§ Short exercise:
Collect each line of the entries that holds the string "Persönlichkeit".

[Items from a dataset]
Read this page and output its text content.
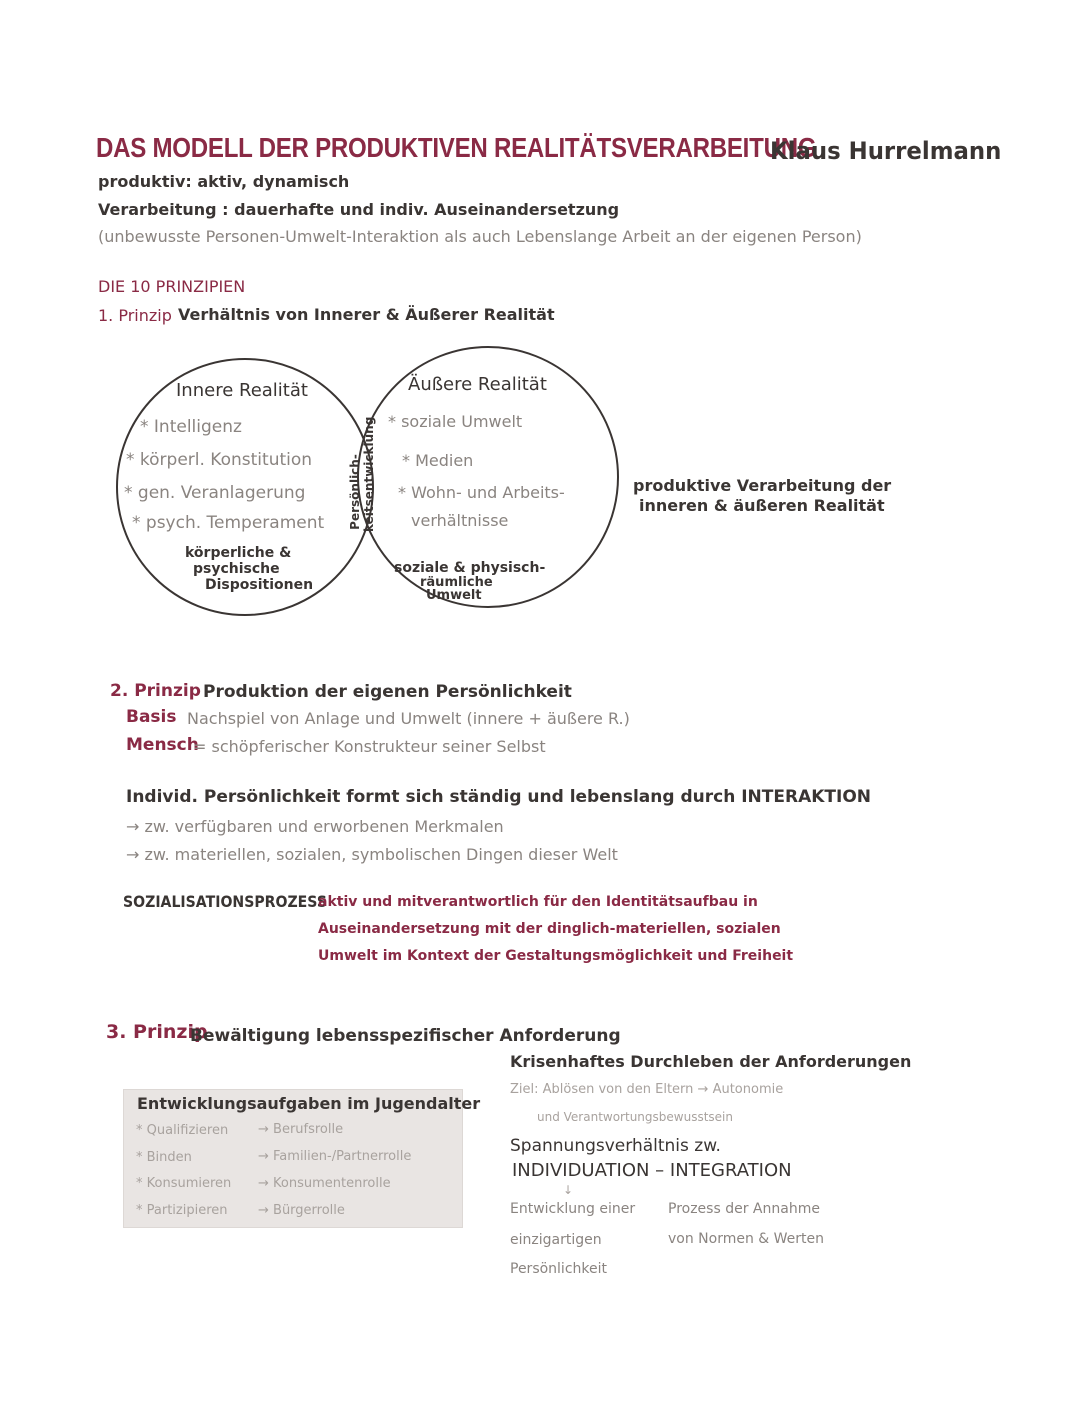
DAS MODELL DER PRODUKTIVEN REALITÄTSVERARBEITUNG
Klaus Hurrelmann
produktiv: aktiv, dynamisch
Verarbeitung : dauerhafte und indiv. Auseinandersetzung
(unbewusste Personen-Umwelt-Interaktion als auch Lebenslange Arbeit an der eigenen Person)
DIE 10 PRINZIPIEN
1. Prinzip Verhältnis von Innerer & Äußerer Realität
Innere Realität
* Intelligenz
* körperl. Konstitution
* gen. Veranlagerung
* psych. Temperament
körperliche &
psychische
Dispositionen
Persönlich- keitsentwicklung
Äußere Realität
* soziale Umwelt
* Medien
* Wohn- und Arbeits-
verhältnisse
soziale & physisch-
räumliche
Umwelt
produktive Verarbeitung der
inneren & äußeren Realität
2. Prinzip Produktion der eigenen Persönlichkeit
Basis Nachspiel von Anlage und Umwelt (innere + äußere R.)
Mensch
= schöpferischer Konstrukteur seiner Selbst
Individ. Persönlichkeit formt sich ständig und lebenslang durch INTERAKTION
→ zw. verfügbaren und erworbenen Merkmalen
→ zw. materiellen, sozialen, symbolischen Dingen dieser Welt
SOZIALISATIONSPROZESS
aktiv und mitverantwortlich für den Identitätsaufbau in
Auseinandersetzung mit der dinglich-materiellen, sozialen
Umwelt im Kontext der Gestaltungsmöglichkeit und Freiheit
3. Prinzip
Bewältigung lebensspezifischer Anforderung
Entwicklungsaufgaben im Jugendalter
* Qualifizieren → Berufsrolle
* Binden	→ Familien-/Partnerrolle
* Konsumieren → Konsumentenrolle
* Partizipieren → Bürgerrolle
Krisenhaftes Durchleben der Anforderungen
Ziel: Ablösen von den Eltern → Autonomie
und Verantwortungsbewusstsein
Spannungsverhältnis zw.
INDIVIDUATION – INTEGRATION
↓
Entwicklung einer
einzigartigen
Persönlichkeit
Prozess der Annahme
von Normen & Werten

§ The output:
2. Prinzip Produktion der eigenen Persönlichkeit
Individ. Persönlichkeit formt sich ständig und lebenslang durch INTERAKTION
Persönlichkeit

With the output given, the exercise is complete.